## WHAT TO WORK ON
a) Which sources of natural toxins are listed in the passage on natural toxins and the heart?
b) Reproduce the part of the passage on natural toxins and the heart between "Severe acute toxic" and "eventually heart failure.", inclusive.

## SOURCE DOCUMENT
****************

Severe acute toxic insult caused by natural toxins can cause functional changes in heart tissue physiology or even cardiac cell death. Most of the natural toxins derived from plants, bacteria, phytoplanktonic dinoflagellates, fungi and animals target ionic channels in excitable membranes of cardiac cells or cardiac cell membranes itself, produce alteration in AP (e.g. depolarization, repolarization, alterations in its duration) or significant changes in intracellular ion activity. These changes may lead to reversible or even irreversible life threatening cardiac arrhythmias and eventually heart failure.

****************

## DATA FOR ANALYSIS
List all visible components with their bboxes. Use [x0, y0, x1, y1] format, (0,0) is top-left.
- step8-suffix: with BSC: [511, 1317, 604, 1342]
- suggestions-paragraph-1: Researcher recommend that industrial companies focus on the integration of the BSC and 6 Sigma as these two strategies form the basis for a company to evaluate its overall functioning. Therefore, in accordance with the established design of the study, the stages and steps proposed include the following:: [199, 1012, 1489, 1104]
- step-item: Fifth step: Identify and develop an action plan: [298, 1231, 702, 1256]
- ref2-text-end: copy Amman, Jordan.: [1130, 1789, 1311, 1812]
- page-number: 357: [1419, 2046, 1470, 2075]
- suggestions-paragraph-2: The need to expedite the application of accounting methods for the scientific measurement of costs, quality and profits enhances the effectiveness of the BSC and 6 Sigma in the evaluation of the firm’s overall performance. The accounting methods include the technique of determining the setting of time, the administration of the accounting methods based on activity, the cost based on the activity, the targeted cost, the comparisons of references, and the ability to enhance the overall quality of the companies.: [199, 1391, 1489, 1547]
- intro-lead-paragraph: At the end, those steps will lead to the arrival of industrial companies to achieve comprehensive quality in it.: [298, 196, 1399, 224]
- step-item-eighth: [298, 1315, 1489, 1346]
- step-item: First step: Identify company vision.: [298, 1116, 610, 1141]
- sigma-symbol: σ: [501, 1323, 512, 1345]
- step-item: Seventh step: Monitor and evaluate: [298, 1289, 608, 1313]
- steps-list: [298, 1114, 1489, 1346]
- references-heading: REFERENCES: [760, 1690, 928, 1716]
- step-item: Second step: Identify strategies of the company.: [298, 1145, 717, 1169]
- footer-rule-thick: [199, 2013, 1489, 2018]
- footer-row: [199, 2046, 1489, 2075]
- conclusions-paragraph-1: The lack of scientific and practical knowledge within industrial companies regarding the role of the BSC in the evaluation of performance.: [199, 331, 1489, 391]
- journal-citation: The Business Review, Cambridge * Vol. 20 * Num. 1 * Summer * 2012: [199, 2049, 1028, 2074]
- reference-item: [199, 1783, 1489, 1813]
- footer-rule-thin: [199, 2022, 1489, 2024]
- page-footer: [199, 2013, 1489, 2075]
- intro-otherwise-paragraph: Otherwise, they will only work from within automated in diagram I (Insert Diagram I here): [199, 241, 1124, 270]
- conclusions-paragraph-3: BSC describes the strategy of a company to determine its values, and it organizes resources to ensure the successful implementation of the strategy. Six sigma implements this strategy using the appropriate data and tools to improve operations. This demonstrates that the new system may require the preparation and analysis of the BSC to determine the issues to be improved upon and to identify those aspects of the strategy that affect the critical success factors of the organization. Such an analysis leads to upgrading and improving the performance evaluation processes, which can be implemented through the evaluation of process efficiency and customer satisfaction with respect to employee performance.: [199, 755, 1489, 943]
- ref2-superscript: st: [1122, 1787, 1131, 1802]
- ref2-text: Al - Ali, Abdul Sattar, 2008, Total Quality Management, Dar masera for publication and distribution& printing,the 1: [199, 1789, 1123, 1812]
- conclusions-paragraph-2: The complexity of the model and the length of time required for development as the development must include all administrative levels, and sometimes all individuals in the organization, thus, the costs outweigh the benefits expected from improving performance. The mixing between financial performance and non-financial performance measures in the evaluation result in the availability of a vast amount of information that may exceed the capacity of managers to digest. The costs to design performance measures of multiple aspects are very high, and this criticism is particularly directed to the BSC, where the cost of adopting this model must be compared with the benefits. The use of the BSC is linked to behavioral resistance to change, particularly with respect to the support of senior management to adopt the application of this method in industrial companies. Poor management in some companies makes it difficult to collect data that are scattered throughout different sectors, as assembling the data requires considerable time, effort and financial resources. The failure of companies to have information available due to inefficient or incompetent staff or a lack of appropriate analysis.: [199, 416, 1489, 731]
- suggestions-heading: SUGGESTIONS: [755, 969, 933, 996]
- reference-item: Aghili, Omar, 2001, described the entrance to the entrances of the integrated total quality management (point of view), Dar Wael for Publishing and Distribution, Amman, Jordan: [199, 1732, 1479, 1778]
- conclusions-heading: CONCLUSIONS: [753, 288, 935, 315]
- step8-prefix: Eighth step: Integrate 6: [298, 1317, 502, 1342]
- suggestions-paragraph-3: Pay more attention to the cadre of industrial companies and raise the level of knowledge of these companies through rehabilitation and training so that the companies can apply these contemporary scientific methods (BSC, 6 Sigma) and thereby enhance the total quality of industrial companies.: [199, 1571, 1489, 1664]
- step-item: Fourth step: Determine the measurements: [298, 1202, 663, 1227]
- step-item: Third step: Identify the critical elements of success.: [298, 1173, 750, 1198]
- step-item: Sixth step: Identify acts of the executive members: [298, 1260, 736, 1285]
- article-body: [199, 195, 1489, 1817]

****************

## ANSWERS TO THIS EXERCISE
a) Plants, bacteria, phytoplanktonic dinoflagellates, fungi and animals.

b)
Severe acute toxic insult caused by natural toxins can cause functional changes in heart tissue physiology or even cardiac cell death. Most of the natural toxins derived from plants, bacteria, phytoplanktonic dinoflagellates, fungi and animals target ionic channels in excitable membranes of cardiac cells or cardiac cell membranes itself, produce alteration in AP (e.g. depolarization, repolarization, alterations in its duration) or significant changes in intracellular ion activity. These changes may lead to reversible or even irreversible life threatening cardiac arrhythmias and eventually heart failure.